_Your goal:_
Would you output the whole listing below, exactly as it reads?
━━━━━ Records supplied ━━━━━
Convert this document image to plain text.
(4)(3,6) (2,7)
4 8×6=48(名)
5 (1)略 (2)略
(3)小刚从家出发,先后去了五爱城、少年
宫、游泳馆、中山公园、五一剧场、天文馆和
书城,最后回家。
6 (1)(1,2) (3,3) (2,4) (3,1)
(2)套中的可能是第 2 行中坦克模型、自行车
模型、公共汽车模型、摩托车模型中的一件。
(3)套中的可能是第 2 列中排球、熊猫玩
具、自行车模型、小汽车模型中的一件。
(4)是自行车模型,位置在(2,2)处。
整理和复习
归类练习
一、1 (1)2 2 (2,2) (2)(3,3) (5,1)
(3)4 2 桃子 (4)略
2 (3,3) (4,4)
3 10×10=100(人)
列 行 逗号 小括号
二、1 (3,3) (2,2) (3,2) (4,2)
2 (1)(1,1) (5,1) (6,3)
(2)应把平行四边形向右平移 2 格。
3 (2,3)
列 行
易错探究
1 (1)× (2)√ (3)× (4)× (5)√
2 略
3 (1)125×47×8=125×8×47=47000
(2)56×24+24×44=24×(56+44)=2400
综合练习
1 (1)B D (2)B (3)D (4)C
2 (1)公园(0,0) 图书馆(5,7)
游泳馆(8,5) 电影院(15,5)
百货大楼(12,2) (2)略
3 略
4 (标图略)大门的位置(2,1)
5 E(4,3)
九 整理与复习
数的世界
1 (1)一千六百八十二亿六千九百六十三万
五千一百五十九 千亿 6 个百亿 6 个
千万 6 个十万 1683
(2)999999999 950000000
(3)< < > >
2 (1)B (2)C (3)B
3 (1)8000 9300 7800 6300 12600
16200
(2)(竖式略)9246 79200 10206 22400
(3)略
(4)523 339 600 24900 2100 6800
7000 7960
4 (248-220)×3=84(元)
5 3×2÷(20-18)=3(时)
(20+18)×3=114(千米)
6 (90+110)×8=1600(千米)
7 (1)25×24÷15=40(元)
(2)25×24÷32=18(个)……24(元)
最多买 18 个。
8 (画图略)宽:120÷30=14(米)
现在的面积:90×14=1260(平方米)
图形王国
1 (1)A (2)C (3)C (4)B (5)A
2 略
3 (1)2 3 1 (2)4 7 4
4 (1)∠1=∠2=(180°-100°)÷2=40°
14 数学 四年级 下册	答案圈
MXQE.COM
━━━━━
_Finished exercise:_
Convert this document image to plain text.
(4)(3,6) (2,7)
4 8×6=48(名)
5 (1)略 (2)略
(3)小刚从家出发,先后去了五爱城、少年
宫、游泳馆、中山公园、五一剧场、天文馆和
书城,最后回家。
6 (1)(1,2) (3,3) (2,4) (3,1)
(2)套中的可能是第 2 行中坦克模型、自行车
模型、公共汽车模型、摩托车模型中的一件。
(3)套中的可能是第 2 列中排球、熊猫玩
具、自行车模型、小汽车模型中的一件。
(4)是自行车模型,位置在(2,2)处。
整理和复习
归类练习
一、1 (1)2 2 (2,2) (2)(3,3) (5,1)
(3)4 2 桃子 (4)略
2 (3,3) (4,4)
3 10×10=100(人)
列 行 逗号 小括号
二、1 (3,3) (2,2) (3,2) (4,2)
2 (1)(1,1) (5,1) (6,3)
(2)应把平行四边形向右平移 2 格。
3 (2,3)
列 行
易错探究
1 (1)× (2)√ (3)× (4)× (5)√
2 略
3 (1)125×47×8=125×8×47=47000
(2)56×24+24×44=24×(56+44)=2400
综合练习
1 (1)B D (2)B (3)D (4)C
2 (1)公园(0,0) 图书馆(5,7)
游泳馆(8,5) 电影院(15,5)
百货大楼(12,2) (2)略
3 略
4 (标图略)大门的位置(2,1)
5 E(4,3)
九 整理与复习
数的世界
1 (1)一千六百八十二亿六千九百六十三万
五千一百五十九 千亿 6 个百亿 6 个
千万 6 个十万 1683
(2)999999999 950000000
(3)< < > >
2 (1)B (2)C (3)B
3 (1)8000 9300 7800 6300 12600
16200
(2)(竖式略)9246 79200 10206 22400
(3)略
(4)523 339 600 24900 2100 6800
7000 7960
4 (248-220)×3=84(元)
5 3×2÷(20-18)=3(时)
(20+18)×3=114(千米)
6 (90+110)×8=1600(千米)
7 (1)25×24÷15=40(元)
(2)25×24÷32=18(个)……24(元)
最多买 18 个。
8 (画图略)宽:120÷30=14(米)
现在的面积:90×14=1260(平方米)
图形王国
1 (1)A (2)C (3)C (4)B (5)A
2 略
3 (1)2 3 1 (2)4 7 4
4 (1)∠1=∠2=(180°-100°)÷2=40°
14 数学 四年级 下册	答案圈
MXQE.COM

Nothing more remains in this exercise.